§ **Data records**:
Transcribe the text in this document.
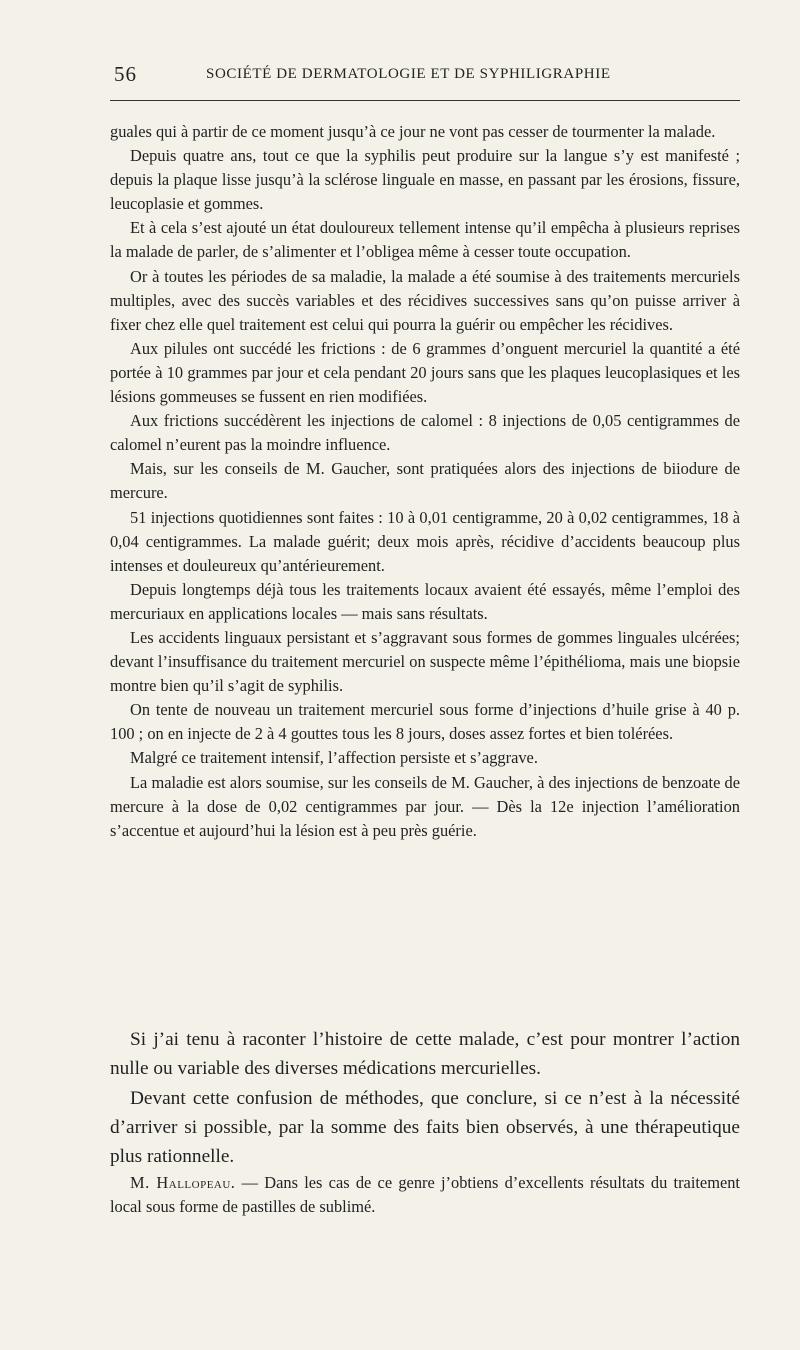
56	SOCIÉTÉ DE DERMATOLOGIE ET DE SYPHILIGRAPHIE

guales qui à partir de ce moment jusqu’à ce jour ne vont pas cesser de tourmenter la malade.

Depuis quatre ans, tout ce que la syphilis peut produire sur la langue s’y est manifesté ; depuis la plaque lisse jusqu’à la sclérose linguale en masse, en passant par les érosions, fissure, leucoplasie et gommes.

Et à cela s’est ajouté un état douloureux tellement intense qu’il empêcha à plusieurs reprises la malade de parler, de s’alimenter et l’obligea même à cesser toute occupation.

Or à toutes les périodes de sa maladie, la malade a été soumise à des traitements mercuriels multiples, avec des succès variables et des récidives successives sans qu’on puisse arriver à fixer chez elle quel traitement est celui qui pourra la guérir ou empêcher les récidives.

Aux pilules ont succédé les frictions : de 6 grammes d’onguent mercuriel la quantité a été portée à 10 grammes par jour et cela pendant 20 jours sans que les plaques leucoplasiques et les lésions gommeuses se fussent en rien modifiées.

Aux frictions succédèrent les injections de calomel : 8 injections de 0,05 centigrammes de calomel n’eurent pas la moindre influence.

Mais, sur les conseils de M. Gaucher, sont pratiquées alors des injections de biiodure de mercure.

51 injections quotidiennes sont faites : 10 à 0,01 centigramme, 20 à 0,02 centigrammes, 18 à 0,04 centigrammes. La malade guérit; deux mois après, récidive d’accidents beaucoup plus intenses et douleureux qu’antérieurement.

Depuis longtemps déjà tous les traitements locaux avaient été essayés, même l’emploi des mercuriaux en applications locales — mais sans résultats.

Les accidents linguaux persistant et s’aggravant sous formes de gommes linguales ulcérées; devant l’insuffisance du traitement mercuriel on suspecte même l’épithélioma, mais une biopsie montre bien qu’il s’agit de syphilis.

On tente de nouveau un traitement mercuriel sous forme d’injections d’huile grise à 40 p. 100 ; on en injecte de 2 à 4 gouttes tous les 8 jours, doses assez fortes et bien tolérées.

Malgré ce traitement intensif, l’affection persiste et s’aggrave.

La maladie est alors soumise, sur les conseils de M. Gaucher, à des injections de benzoate de mercure à la dose de 0,02 centigrammes par jour. — Dès la 12e injection l’amélioration s’accentue et aujourd’hui la lésion est à peu près guérie.

Si j’ai tenu à raconter l’histoire de cette malade, c’est pour montrer l’action nulle ou variable des diverses médications mercurielles.

Devant cette confusion de méthodes, que conclure, si ce n’est à la nécessité d’arriver si possible, par la somme des faits bien observés, à une thérapeutique plus rationnelle.

M. Hallopeau. — Dans les cas de ce genre j’obtiens d’excellents résultats du traitement local sous forme de pastilles de sublimé.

§ **Exercise brief**: Look through the data above. Find each line with the string "jusqu" and copy it.

§ **Final answer**:
guales qui à partir de ce moment jusqu’à ce jour ne vont pas cesser de tourmenter la malade.
Depuis quatre ans, tout ce que la syphilis peut produire sur la langue s’y est manifesté ; depuis la plaque lisse jusqu’à la sclérose linguale en masse, en passant par les érosions, fissure, leucoplasie et gommes.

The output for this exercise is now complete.